---- PROVIDED RECORDS

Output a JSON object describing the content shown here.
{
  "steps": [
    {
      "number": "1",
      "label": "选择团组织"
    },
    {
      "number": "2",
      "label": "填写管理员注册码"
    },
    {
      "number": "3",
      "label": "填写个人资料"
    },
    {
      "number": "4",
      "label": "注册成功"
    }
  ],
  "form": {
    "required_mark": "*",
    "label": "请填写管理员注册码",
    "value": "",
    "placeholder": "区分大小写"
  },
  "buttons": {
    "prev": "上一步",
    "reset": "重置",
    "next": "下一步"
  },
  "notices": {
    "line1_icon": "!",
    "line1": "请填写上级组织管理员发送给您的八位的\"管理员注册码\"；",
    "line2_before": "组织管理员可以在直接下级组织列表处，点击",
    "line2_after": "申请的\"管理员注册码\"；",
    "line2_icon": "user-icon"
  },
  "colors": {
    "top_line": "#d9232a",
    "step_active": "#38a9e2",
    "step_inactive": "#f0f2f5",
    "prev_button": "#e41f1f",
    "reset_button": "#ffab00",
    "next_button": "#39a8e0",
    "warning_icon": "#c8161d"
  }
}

--------

WRITTEN TASK:
Repeat the material in full, exactly as it stands.

WRITTEN RESPONSE:
Output a JSON object describing the content shown here.
{
  "steps": [
    {
      "number": "1",
      "label": "选择团组织"
    },
    {
      "number": "2",
      "label": "填写管理员注册码"
    },
    {
      "number": "3",
      "label": "填写个人资料"
    },
    {
      "number": "4",
      "label": "注册成功"
    }
  ],
  "form": {
    "required_mark": "*",
    "label": "请填写管理员注册码",
    "value": "",
    "placeholder": "区分大小写"
  },
  "buttons": {
    "prev": "上一步",
    "reset": "重置",
    "next": "下一步"
  },
  "notices": {
    "line1_icon": "!",
    "line1": "请填写上级组织管理员发送给您的八位的\"管理员注册码\"；",
    "line2_before": "组织管理员可以在直接下级组织列表处，点击",
    "line2_after": "申请的\"管理员注册码\"；",
    "line2_icon": "user-icon"
  },
  "colors": {
    "top_line": "#d9232a",
    "step_active": "#38a9e2",
    "step_inactive": "#f0f2f5",
    "prev_button": "#e41f1f",
    "reset_button": "#ffab00",
    "next_button": "#39a8e0",
    "warning_icon": "#c8161d"
  }
}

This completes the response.